• Given records:
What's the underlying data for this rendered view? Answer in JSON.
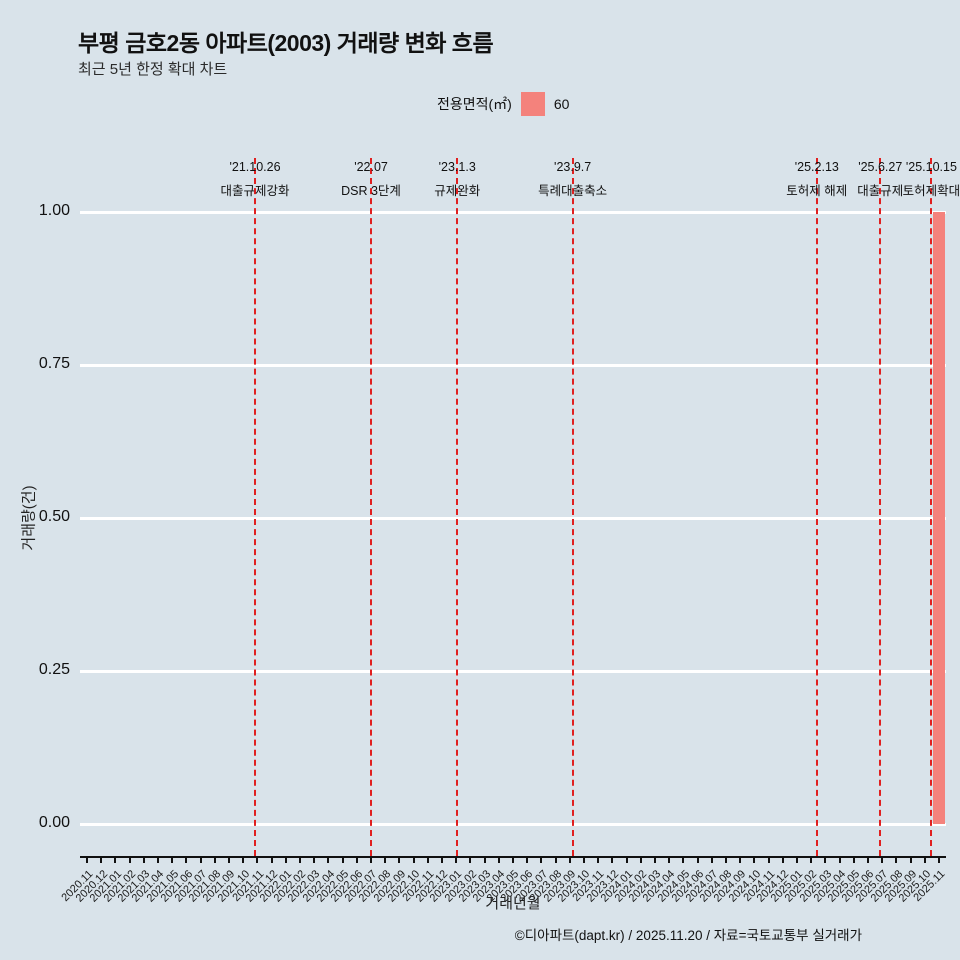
{
  "chart_data": {
    "type": "bar",
    "title": "부평 금호2동 아파트(2003) 거래량 변화 흐름",
    "subtitle": "최근 5년 한정 확대 차트",
    "xlabel": "거래년월",
    "ylabel": "거래량(건)",
    "ylim": [
      0,
      1.0
    ],
    "yticks": [
      "0.00",
      "0.25",
      "0.50",
      "0.75",
      "1.00"
    ],
    "grid": "horizontal",
    "colors": {
      "background": "#d9e3ea",
      "gridline": "#ffffff",
      "event_line": "#e02020",
      "bar": "#f4827c"
    },
    "legend": {
      "title": "전용면적(㎡)",
      "position": "top-center",
      "items": [
        {
          "label": "60",
          "color": "#f4827c"
        }
      ]
    },
    "categories": [
      "2020.11",
      "2020.12",
      "2021.01",
      "2021.02",
      "2021.03",
      "2021.04",
      "2021.05",
      "2021.06",
      "2021.07",
      "2021.08",
      "2021.09",
      "2021.10",
      "2021.11",
      "2021.12",
      "2022.01",
      "2022.02",
      "2022.03",
      "2022.04",
      "2022.05",
      "2022.06",
      "2022.07",
      "2022.08",
      "2022.09",
      "2022.10",
      "2022.11",
      "2022.12",
      "2023.01",
      "2023.02",
      "2023.03",
      "2023.04",
      "2023.05",
      "2023.06",
      "2023.07",
      "2023.08",
      "2023.09",
      "2023.10",
      "2023.11",
      "2023.12",
      "2024.01",
      "2024.02",
      "2024.03",
      "2024.04",
      "2024.05",
      "2024.06",
      "2024.07",
      "2024.08",
      "2024.09",
      "2024.10",
      "2024.11",
      "2024.12",
      "2025.01",
      "2025.02",
      "2025.03",
      "2025.04",
      "2025.05",
      "2025.06",
      "2025.07",
      "2025.08",
      "2025.09",
      "2025.10",
      "2025.11"
    ],
    "series": [
      {
        "name": "60",
        "color": "#f4827c",
        "values": [
          0,
          0,
          0,
          0,
          0,
          0,
          0,
          0,
          0,
          0,
          0,
          0,
          0,
          0,
          0,
          0,
          0,
          0,
          0,
          0,
          0,
          0,
          0,
          0,
          0,
          0,
          0,
          0,
          0,
          0,
          0,
          0,
          0,
          0,
          0,
          0,
          0,
          0,
          0,
          0,
          0,
          0,
          0,
          0,
          0,
          0,
          0,
          0,
          0,
          0,
          0,
          0,
          0,
          0,
          0,
          0,
          0,
          0,
          0,
          0,
          1
        ]
      }
    ],
    "annotations": [
      {
        "date": "'21.10.26",
        "label": "대출규제강화",
        "month_index": 11.83
      },
      {
        "date": "'22.07",
        "label": "DSR 3단계",
        "month_index": 20.0
      },
      {
        "date": "'23.1.3",
        "label": "규제완화",
        "month_index": 26.07
      },
      {
        "date": "'23.9.7",
        "label": "특례대출축소",
        "month_index": 34.2
      },
      {
        "date": "'25.2.13",
        "label": "토허제 해제",
        "month_index": 51.4
      },
      {
        "date": "'25.6.27",
        "label": "대출규제",
        "month_index": 55.87
      },
      {
        "date": "'25.10.15",
        "label": "토허제확대",
        "month_index": 59.47
      }
    ]
  },
  "footer": {
    "credit": "©디아파트(dapt.kr) / 2025.11.20 / 자료=국토교통부 실거래가"
  }
}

• Exercise requirements: Copy all lines from the data that hold the word "date".

• Response:
        "date": "'21.10.26",
        "date": "'22.07",
        "date": "'23.1.3",
        "date": "'23.9.7",
        "date": "'25.2.13",
        "date": "'25.6.27",
        "date": "'25.10.15",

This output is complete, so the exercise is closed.